PROMPT: Write out the listing below without alteration, omitting its pictures.

DATA LINES:

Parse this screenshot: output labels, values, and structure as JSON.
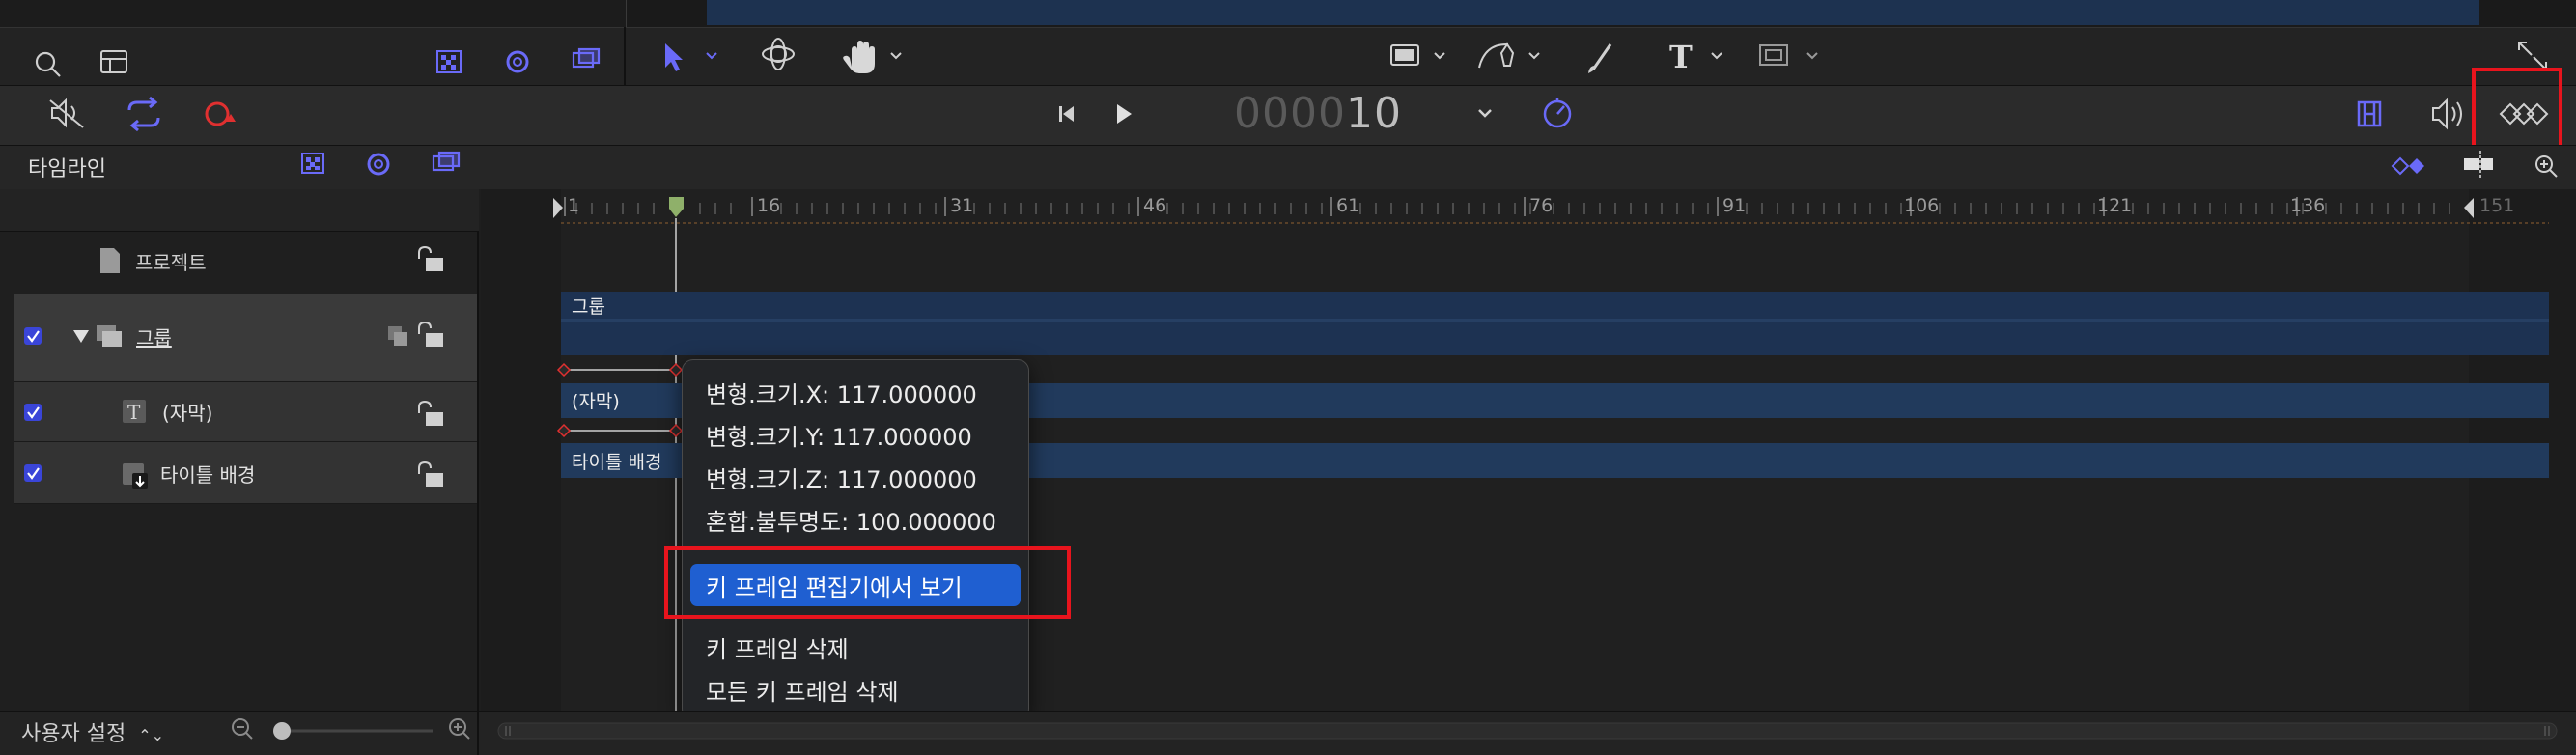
{
  "timeline": {
    "title": "타임라인",
    "layers": [
      {
        "name": "프로젝트"
      },
      {
        "name": "그룹"
      },
      {
        "name": "(자막)"
      },
      {
        "name": "타이틀 배경"
      }
    ]
  },
  "transport": {
    "timecode_dim": "0000",
    "timecode_bright": "10"
  },
  "ruler": {
    "ticks": [
      "1",
      "16",
      "31",
      "46",
      "61",
      "76",
      "91",
      "106",
      "121",
      "136",
      "151"
    ]
  },
  "tracks": {
    "group_label": "그룹",
    "caption_label": "(자막)",
    "title_bg_label": "타이틀 배경"
  },
  "context_menu": {
    "items": [
      "변형.크기.X: 117.000000",
      "변형.크기.Y: 117.000000",
      "변형.크기.Z: 117.000000",
      "혼합.불투명도: 100.000000"
    ],
    "selected": "키 프레임 편집기에서 보기",
    "delete": "키 프레임 삭제",
    "delete_all": "모든 키 프레임 삭제"
  },
  "footer": {
    "preset": "사용자 설정",
    "preset_arrow": "⌃⌄"
  },
  "colors": {
    "accent": "#5b5bf5",
    "selection": "#1f5fd1",
    "track": "#213a5c",
    "highlight_box": "#e8141d",
    "keyframe": "#e03030"
  },
  "icons": [
    "search-icon",
    "sidebar-icon",
    "checker-icon",
    "gear-icon",
    "layers-icon",
    "arrow-select-icon",
    "orbit-icon",
    "hand-icon",
    "rectangle-icon",
    "pen-icon",
    "brush-icon",
    "text-icon",
    "mask-icon",
    "expand-icon",
    "mute-icon",
    "loop-icon",
    "record-icon",
    "skip-back-icon",
    "play-icon",
    "clock-icon",
    "filmstrip-icon",
    "speaker-icon",
    "keyframe-diamonds-icon",
    "zoom-icon",
    "lock-icon",
    "document-icon",
    "checkbox-icon"
  ]
}
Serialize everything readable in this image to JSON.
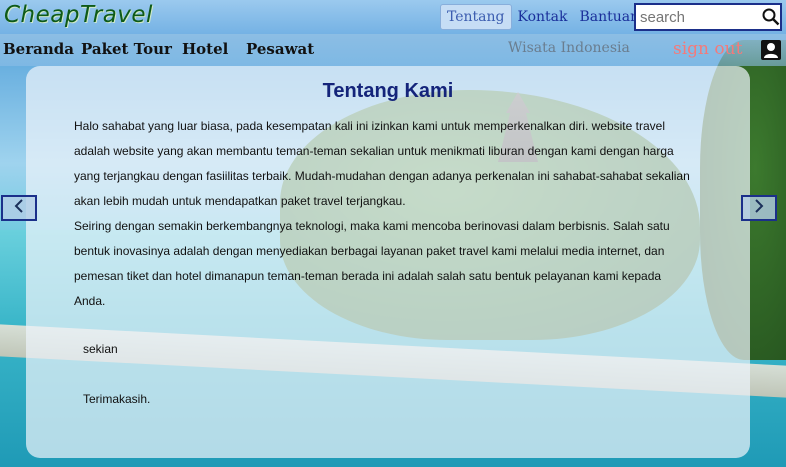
{
  "header": {
    "logo": "CheapTravel",
    "links": [
      "Tentang",
      "Kontak",
      "Bantuan"
    ],
    "search_placeholder": "search"
  },
  "nav": {
    "items": [
      "Beranda",
      "Paket Tour",
      "Hotel",
      "Pesawat"
    ],
    "subtitle": "Wisata Indonesia",
    "signout": "sign out"
  },
  "about": {
    "title": "Tentang Kami",
    "paragraph1": "Halo sahabat yang luar biasa, pada kesempatan kali ini izinkan kami untuk memperkenalkan diri. website travel adalah website yang akan membantu teman-teman sekalian untuk menikmati liburan dengan kami dengan harga yang terjangkau dengan fasiilitas terbaik. Mudah-mudahan dengan adanya perkenalan ini sahabat-sahabat sekalian akan lebih mudah untuk mendapatkan paket travel terjangkau.",
    "paragraph2": "Seiring dengan semakin berkembangnya teknologi, maka kami mencoba berinovasi dalam berbisnis. Salah satu bentuk inovasinya adalah dengan menyediakan berbagai layanan paket travel kami melalui media internet, dan pemesan tiket dan hotel dimanapun teman-teman berada ini adalah salah satu bentuk pelayanan kami kepada Anda.",
    "closing1": "sekian",
    "closing2": "Terimakasih."
  },
  "icons": {
    "search": "search-icon",
    "user": "user-icon",
    "prev": "chevron-left-icon",
    "next": "chevron-right-icon"
  },
  "colors": {
    "brand_green": "#0e5a18",
    "link_blue": "#1a2f9a",
    "signout": "#f47a7a",
    "title": "#14247a"
  }
}
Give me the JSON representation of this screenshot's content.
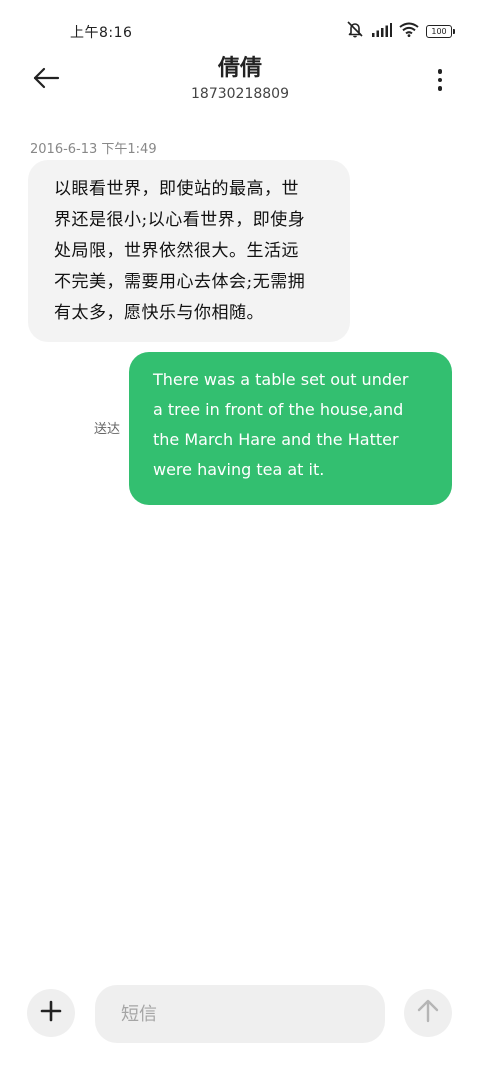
{
  "status_bar": {
    "time": "上午8:16",
    "battery_level": "100",
    "icons": [
      "mute-bell-icon",
      "signal-icon",
      "wifi-icon",
      "battery-icon"
    ]
  },
  "header": {
    "back_icon": "back-arrow-icon",
    "contact_name": "倩倩",
    "contact_number": "18730218809",
    "more_icon": "more-vertical-icon"
  },
  "conversation": {
    "timestamp": "2016-6-13 下午1:49",
    "messages": [
      {
        "direction": "incoming",
        "lines": [
          "以眼看世界，即使站的最高，世",
          "界还是很小;以心看世界，即使身",
          "处局限，世界依然很大。生活远",
          "不完美，需要用心去体会;无需拥",
          "有太多，愿快乐与你相随。"
        ]
      },
      {
        "direction": "outgoing",
        "status": "送达",
        "lines": [
          "There was a table set out under",
          "a tree in front of the house,and",
          "the March Hare and the Hatter",
          "were having tea at it."
        ]
      }
    ]
  },
  "input_bar": {
    "add_icon": "plus-icon",
    "placeholder": "短信",
    "send_icon": "send-arrow-up-icon"
  },
  "colors": {
    "outgoing_bubble": "#33bf70",
    "incoming_bubble": "#f3f3f3"
  }
}
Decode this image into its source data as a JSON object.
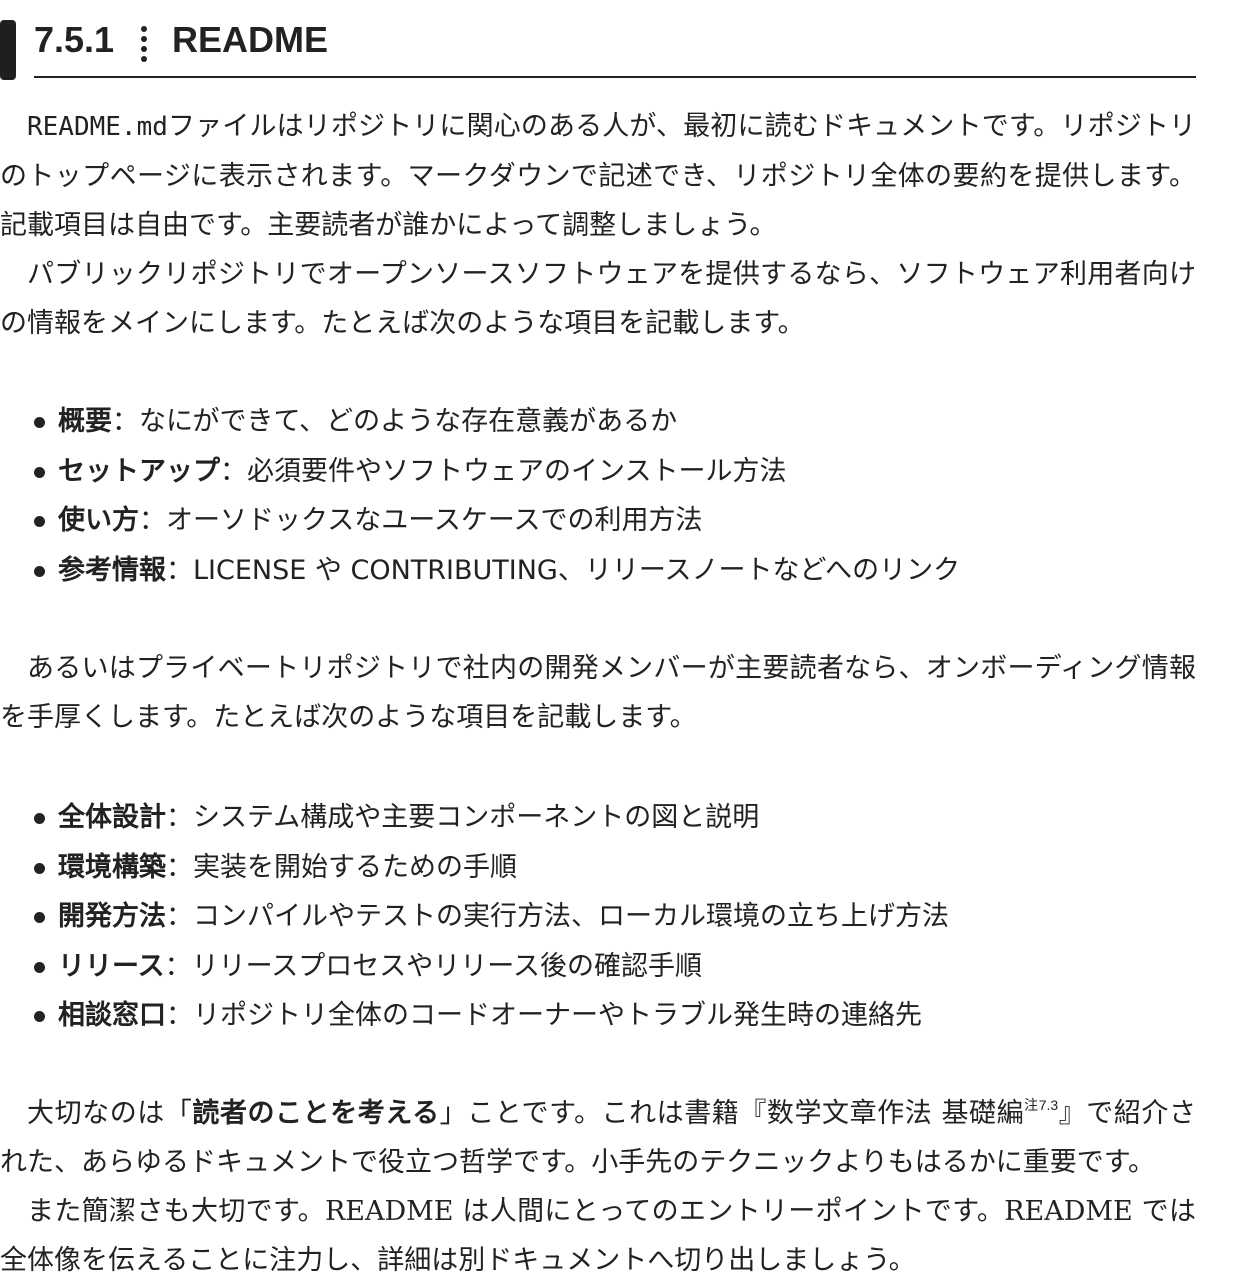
{
  "heading": {
    "number": "7.5.1",
    "title": "README"
  },
  "intro": {
    "p1_code": "README.md",
    "p1_rest": "ファイルはリポジトリに関心のある人が、最初に読むドキュメントです。リポジトリのトップページに表示されます。マークダウンで記述でき、リポジトリ全体の要約を提供します。記載項目は自由です。主要読者が誰かによって調整しましょう。",
    "p2": "パブリックリポジトリでオープンソースソフトウェアを提供するなら、ソフトウェア利用者向けの情報をメインにします。たとえば次のような項目を記載します。"
  },
  "public_list": [
    {
      "term": "概要",
      "desc": "：なにができて、どのような存在意義があるか"
    },
    {
      "term": "セットアップ",
      "desc": "：必須要件やソフトウェアのインストール方法"
    },
    {
      "term": "使い方",
      "desc": "：オーソドックスなユースケースでの利用方法"
    },
    {
      "term": "参考情報",
      "desc": "：LICENSE や CONTRIBUTING、リリースノートなどへのリンク"
    }
  ],
  "private_intro": "あるいはプライベートリポジトリで社内の開発メンバーが主要読者なら、オンボーディング情報を手厚くします。たとえば次のような項目を記載します。",
  "private_list": [
    {
      "term": "全体設計",
      "desc": "：システム構成や主要コンポーネントの図と説明"
    },
    {
      "term": "環境構築",
      "desc": "：実装を開始するための手順"
    },
    {
      "term": "開発方法",
      "desc": "：コンパイルやテストの実行方法、ローカル環境の立ち上げ方法"
    },
    {
      "term": "リリース",
      "desc": "：リリースプロセスやリリース後の確認手順"
    },
    {
      "term": "相談窓口",
      "desc": "：リポジトリ全体のコードオーナーやトラブル発生時の連絡先"
    }
  ],
  "closing": {
    "p1_before": "大切なのは「",
    "p1_emph": "読者のことを考える",
    "p1_mid": "」ことです。これは書籍『数学文章作法 基礎編",
    "p1_note": "注7.3",
    "p1_after": "』で紹介された、あらゆるドキュメントで役立つ哲学です。小手先のテクニックよりもはるかに重要です。",
    "p2": "また簡潔さも大切です。README は人間にとってのエントリーポイントです。README では全体像を伝えることに注力し、詳細は別ドキュメントへ切り出しましょう。"
  }
}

THE RESPONSE:
Parse this screenshot: output labels, values, and structure as JSON.
{
  "timeline": {
    "title": "타임라인",
    "layers": [
      {
        "name": "프로젝트"
      },
      {
        "name": "그룹"
      },
      {
        "name": "(자막)"
      },
      {
        "name": "타이틀 배경"
      }
    ]
  },
  "transport": {
    "timecode_dim": "0000",
    "timecode_bright": "10"
  },
  "ruler": {
    "ticks": [
      "1",
      "16",
      "31",
      "46",
      "61",
      "76",
      "91",
      "106",
      "121",
      "136",
      "151"
    ]
  },
  "tracks": {
    "group_label": "그룹",
    "caption_label": "(자막)",
    "title_bg_label": "타이틀 배경"
  },
  "context_menu": {
    "items": [
      "변형.크기.X: 117.000000",
      "변형.크기.Y: 117.000000",
      "변형.크기.Z: 117.000000",
      "혼합.불투명도: 100.000000"
    ],
    "selected": "키 프레임 편집기에서 보기",
    "delete": "키 프레임 삭제",
    "delete_all": "모든 키 프레임 삭제"
  },
  "footer": {
    "preset": "사용자 설정",
    "preset_arrow": "⌃⌄"
  },
  "colors": {
    "accent": "#5b5bf5",
    "selection": "#1f5fd1",
    "track": "#213a5c",
    "highlight_box": "#e8141d",
    "keyframe": "#e03030"
  },
  "icons": [
    "search-icon",
    "sidebar-icon",
    "checker-icon",
    "gear-icon",
    "layers-icon",
    "arrow-select-icon",
    "orbit-icon",
    "hand-icon",
    "rectangle-icon",
    "pen-icon",
    "brush-icon",
    "text-icon",
    "mask-icon",
    "expand-icon",
    "mute-icon",
    "loop-icon",
    "record-icon",
    "skip-back-icon",
    "play-icon",
    "clock-icon",
    "filmstrip-icon",
    "speaker-icon",
    "keyframe-diamonds-icon",
    "zoom-icon",
    "lock-icon",
    "document-icon",
    "checkbox-icon"
  ]
}
Serialize everything readable in this image to JSON.
{
  "header": {
    "logo": "CheapTravel",
    "links": [
      "Tentang",
      "Kontak",
      "Bantuan"
    ],
    "search_placeholder": "search"
  },
  "nav": {
    "items": [
      "Beranda",
      "Paket Tour",
      "Hotel",
      "Pesawat"
    ],
    "subtitle": "Wisata Indonesia",
    "signout": "sign out"
  },
  "about": {
    "title": "Tentang Kami",
    "paragraph1": "Halo sahabat yang luar biasa, pada kesempatan kali ini izinkan kami untuk memperkenalkan diri. website travel adalah website yang akan membantu teman-teman sekalian untuk menikmati liburan dengan kami dengan harga yang terjangkau dengan fasiilitas terbaik. Mudah-mudahan dengan adanya perkenalan ini sahabat-sahabat sekalian akan lebih mudah untuk mendapatkan paket travel terjangkau.",
    "paragraph2": "Seiring dengan semakin berkembangnya teknologi, maka kami mencoba berinovasi dalam berbisnis. Salah satu bentuk inovasinya adalah dengan menyediakan berbagai layanan paket travel kami melalui media internet, dan pemesan tiket dan hotel dimanapun teman-teman berada ini adalah salah satu bentuk pelayanan kami kepada Anda.",
    "closing1": "sekian",
    "closing2": "Terimakasih."
  },
  "icons": {
    "search": "search-icon",
    "user": "user-icon",
    "prev": "chevron-left-icon",
    "next": "chevron-right-icon"
  },
  "colors": {
    "brand_green": "#0e5a18",
    "link_blue": "#1a2f9a",
    "signout": "#f47a7a",
    "title": "#14247a"
  }
}
Give me the JSON representation of this screenshot's content.
{
  "status_bar": {
    "time": "上午8:16",
    "battery_level": "100",
    "icons": [
      "mute-bell-icon",
      "signal-icon",
      "wifi-icon",
      "battery-icon"
    ]
  },
  "header": {
    "back_icon": "back-arrow-icon",
    "contact_name": "倩倩",
    "contact_number": "18730218809",
    "more_icon": "more-vertical-icon"
  },
  "conversation": {
    "timestamp": "2016-6-13 下午1:49",
    "messages": [
      {
        "direction": "incoming",
        "lines": [
          "以眼看世界，即使站的最高，世",
          "界还是很小;以心看世界，即使身",
          "处局限，世界依然很大。生活远",
          "不完美，需要用心去体会;无需拥",
          "有太多，愿快乐与你相随。"
        ]
      },
      {
        "direction": "outgoing",
        "status": "送达",
        "lines": [
          "There was a table set out under",
          "a tree in front of the house,and",
          "the March Hare and the Hatter",
          "were having tea at it."
        ]
      }
    ]
  },
  "input_bar": {
    "add_icon": "plus-icon",
    "placeholder": "短信",
    "send_icon": "send-arrow-up-icon"
  },
  "colors": {
    "outgoing_bubble": "#33bf70",
    "incoming_bubble": "#f3f3f3"
  }
}
Decode this image into its source data as a JSON object.
{
  "heading": {
    "number": "7.5.1",
    "title": "README"
  },
  "intro": {
    "p1_code": "README.md",
    "p1_rest": "ファイルはリポジトリに関心のある人が、最初に読むドキュメントです。リポジトリのトップページに表示されます。マークダウンで記述でき、リポジトリ全体の要約を提供します。記載項目は自由です。主要読者が誰かによって調整しましょう。",
    "p2": "パブリックリポジトリでオープンソースソフトウェアを提供するなら、ソフトウェア利用者向けの情報をメインにします。たとえば次のような項目を記載します。"
  },
  "public_list": [
    {
      "term": "概要",
      "desc": "：なにができて、どのような存在意義があるか"
    },
    {
      "term": "セットアップ",
      "desc": "：必須要件やソフトウェアのインストール方法"
    },
    {
      "term": "使い方",
      "desc": "：オーソドックスなユースケースでの利用方法"
    },
    {
      "term": "参考情報",
      "desc": "：LICENSE や CONTRIBUTING、リリースノートなどへのリンク"
    }
  ],
  "private_intro": "あるいはプライベートリポジトリで社内の開発メンバーが主要読者なら、オンボーディング情報を手厚くします。たとえば次のような項目を記載します。",
  "private_list": [
    {
      "term": "全体設計",
      "desc": "：システム構成や主要コンポーネントの図と説明"
    },
    {
      "term": "環境構築",
      "desc": "：実装を開始するための手順"
    },
    {
      "term": "開発方法",
      "desc": "：コンパイルやテストの実行方法、ローカル環境の立ち上げ方法"
    },
    {
      "term": "リリース",
      "desc": "：リリースプロセスやリリース後の確認手順"
    },
    {
      "term": "相談窓口",
      "desc": "：リポジトリ全体のコードオーナーやトラブル発生時の連絡先"
    }
  ],
  "closing": {
    "p1_before": "大切なのは「",
    "p1_emph": "読者のことを考える",
    "p1_mid": "」ことです。これは書籍『数学文章作法 基礎編",
    "p1_note": "注7.3",
    "p1_after": "』で紹介された、あらゆるドキュメントで役立つ哲学です。小手先のテクニックよりもはるかに重要です。",
    "p2": "また簡潔さも大切です。README は人間にとってのエントリーポイントです。README では全体像を伝えることに注力し、詳細は別ドキュメントへ切り出しましょう。"
  }
}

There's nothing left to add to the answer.